Pick out every line in the data below that holds "this".

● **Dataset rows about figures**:
^^^^^^^^
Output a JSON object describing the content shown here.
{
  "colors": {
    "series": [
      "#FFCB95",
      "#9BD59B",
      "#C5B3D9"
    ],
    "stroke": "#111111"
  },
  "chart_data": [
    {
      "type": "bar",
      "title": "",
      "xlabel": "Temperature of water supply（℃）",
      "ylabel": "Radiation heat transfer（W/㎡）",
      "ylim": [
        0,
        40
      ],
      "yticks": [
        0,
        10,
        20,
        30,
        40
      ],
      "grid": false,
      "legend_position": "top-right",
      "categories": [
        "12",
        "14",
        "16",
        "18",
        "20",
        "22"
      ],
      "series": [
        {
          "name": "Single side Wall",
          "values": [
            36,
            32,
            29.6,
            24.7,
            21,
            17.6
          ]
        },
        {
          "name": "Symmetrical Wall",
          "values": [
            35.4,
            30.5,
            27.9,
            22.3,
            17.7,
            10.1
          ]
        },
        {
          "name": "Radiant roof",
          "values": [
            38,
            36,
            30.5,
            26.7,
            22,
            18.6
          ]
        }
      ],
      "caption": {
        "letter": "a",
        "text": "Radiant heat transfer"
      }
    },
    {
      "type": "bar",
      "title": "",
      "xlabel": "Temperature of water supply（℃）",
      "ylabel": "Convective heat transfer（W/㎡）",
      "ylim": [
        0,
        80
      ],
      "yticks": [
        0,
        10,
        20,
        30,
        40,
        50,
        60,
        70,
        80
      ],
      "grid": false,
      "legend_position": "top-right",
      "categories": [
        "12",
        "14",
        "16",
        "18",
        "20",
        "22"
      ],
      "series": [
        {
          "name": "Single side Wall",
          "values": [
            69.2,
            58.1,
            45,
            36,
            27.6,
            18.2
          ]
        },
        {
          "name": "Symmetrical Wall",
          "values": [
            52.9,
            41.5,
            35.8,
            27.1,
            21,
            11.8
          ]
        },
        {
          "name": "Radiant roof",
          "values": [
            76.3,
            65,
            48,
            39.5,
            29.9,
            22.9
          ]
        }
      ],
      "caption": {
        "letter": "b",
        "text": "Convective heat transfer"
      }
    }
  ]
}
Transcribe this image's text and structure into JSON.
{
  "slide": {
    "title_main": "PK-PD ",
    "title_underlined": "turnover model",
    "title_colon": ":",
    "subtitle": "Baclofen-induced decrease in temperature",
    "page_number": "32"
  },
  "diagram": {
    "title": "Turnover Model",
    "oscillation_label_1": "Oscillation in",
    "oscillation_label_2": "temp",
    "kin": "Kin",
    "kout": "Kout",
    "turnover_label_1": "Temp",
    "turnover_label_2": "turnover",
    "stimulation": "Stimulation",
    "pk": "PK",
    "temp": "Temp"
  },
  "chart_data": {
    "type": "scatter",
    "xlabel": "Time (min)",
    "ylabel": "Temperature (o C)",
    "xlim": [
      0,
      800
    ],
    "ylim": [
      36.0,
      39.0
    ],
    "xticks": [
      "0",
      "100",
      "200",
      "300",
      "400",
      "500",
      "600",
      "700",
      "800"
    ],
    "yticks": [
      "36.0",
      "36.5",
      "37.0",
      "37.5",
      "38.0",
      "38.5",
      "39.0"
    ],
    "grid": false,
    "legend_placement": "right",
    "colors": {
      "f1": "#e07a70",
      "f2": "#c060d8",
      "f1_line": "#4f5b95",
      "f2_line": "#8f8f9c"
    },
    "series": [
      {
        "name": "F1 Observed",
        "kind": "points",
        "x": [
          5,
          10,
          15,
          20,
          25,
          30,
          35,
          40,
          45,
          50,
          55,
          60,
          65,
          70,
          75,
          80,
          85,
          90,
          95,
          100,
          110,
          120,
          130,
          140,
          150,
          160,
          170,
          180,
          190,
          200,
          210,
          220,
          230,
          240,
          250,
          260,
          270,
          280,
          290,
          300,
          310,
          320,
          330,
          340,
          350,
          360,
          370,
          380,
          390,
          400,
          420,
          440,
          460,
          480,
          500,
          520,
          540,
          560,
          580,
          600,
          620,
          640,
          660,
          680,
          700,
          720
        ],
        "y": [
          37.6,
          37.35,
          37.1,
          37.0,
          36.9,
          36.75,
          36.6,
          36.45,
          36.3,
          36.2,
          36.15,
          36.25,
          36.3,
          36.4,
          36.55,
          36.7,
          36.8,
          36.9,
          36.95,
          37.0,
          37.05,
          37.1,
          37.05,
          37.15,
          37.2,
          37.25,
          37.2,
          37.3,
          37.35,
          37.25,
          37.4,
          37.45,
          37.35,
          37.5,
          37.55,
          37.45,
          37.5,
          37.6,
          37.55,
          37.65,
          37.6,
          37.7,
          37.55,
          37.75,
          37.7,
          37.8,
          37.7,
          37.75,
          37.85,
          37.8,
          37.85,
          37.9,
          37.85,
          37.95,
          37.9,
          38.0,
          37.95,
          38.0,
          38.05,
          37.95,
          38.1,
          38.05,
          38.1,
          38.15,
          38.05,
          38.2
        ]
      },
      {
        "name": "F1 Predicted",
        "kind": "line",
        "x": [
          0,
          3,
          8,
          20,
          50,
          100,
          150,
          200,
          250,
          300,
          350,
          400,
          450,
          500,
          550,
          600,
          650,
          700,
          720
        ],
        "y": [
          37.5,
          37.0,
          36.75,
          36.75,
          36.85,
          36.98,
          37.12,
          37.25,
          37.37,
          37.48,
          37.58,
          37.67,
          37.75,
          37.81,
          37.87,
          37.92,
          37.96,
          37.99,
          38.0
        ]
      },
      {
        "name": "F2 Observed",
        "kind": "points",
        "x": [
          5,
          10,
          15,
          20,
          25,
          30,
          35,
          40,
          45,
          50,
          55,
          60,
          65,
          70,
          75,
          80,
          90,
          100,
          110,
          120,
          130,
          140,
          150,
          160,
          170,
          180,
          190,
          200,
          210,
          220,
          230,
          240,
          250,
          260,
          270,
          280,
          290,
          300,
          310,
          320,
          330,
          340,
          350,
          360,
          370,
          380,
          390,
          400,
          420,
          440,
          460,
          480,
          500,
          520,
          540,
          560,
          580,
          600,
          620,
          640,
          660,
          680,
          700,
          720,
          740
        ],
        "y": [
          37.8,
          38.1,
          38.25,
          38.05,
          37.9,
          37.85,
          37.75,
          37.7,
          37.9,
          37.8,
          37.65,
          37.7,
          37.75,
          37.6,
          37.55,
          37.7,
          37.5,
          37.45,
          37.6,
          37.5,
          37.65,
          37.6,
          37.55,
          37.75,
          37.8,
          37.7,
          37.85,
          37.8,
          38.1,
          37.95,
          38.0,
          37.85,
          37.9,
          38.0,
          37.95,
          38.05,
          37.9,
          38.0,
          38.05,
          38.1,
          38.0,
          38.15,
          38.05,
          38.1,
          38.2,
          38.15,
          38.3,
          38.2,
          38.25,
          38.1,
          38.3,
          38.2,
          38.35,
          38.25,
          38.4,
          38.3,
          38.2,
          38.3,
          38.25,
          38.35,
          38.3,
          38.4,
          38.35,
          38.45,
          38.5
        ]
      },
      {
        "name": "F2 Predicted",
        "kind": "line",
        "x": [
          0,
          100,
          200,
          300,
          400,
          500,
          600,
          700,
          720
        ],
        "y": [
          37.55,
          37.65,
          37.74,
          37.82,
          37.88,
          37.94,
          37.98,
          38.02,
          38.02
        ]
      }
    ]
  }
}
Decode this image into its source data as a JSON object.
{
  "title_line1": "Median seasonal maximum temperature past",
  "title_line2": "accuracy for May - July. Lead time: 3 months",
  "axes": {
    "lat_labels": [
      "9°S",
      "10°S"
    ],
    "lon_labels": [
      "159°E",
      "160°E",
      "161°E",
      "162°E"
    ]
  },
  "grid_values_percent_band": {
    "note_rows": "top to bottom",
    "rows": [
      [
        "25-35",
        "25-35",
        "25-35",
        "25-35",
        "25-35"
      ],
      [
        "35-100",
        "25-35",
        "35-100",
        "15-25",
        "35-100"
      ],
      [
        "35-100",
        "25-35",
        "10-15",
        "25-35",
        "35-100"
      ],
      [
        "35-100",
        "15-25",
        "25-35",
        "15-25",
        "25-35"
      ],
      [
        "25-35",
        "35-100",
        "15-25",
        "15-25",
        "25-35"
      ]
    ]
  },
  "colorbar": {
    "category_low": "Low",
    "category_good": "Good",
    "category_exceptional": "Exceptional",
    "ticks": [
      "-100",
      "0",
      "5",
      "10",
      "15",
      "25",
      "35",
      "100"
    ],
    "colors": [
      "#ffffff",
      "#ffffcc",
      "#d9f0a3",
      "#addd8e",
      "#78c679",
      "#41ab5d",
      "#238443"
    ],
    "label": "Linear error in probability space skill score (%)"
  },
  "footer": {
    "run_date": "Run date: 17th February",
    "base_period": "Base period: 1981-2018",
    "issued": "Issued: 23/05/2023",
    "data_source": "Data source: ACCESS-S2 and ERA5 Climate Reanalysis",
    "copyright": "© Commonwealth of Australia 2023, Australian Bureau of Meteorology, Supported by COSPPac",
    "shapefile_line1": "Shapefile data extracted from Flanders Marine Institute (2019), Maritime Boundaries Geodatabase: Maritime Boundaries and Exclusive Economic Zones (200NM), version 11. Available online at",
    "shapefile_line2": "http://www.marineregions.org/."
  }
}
^^^^^^^^
● **THE ANSWER**:
Transcribe this image's text and structure into JSON.
Decode this image into its source data as a JSON object.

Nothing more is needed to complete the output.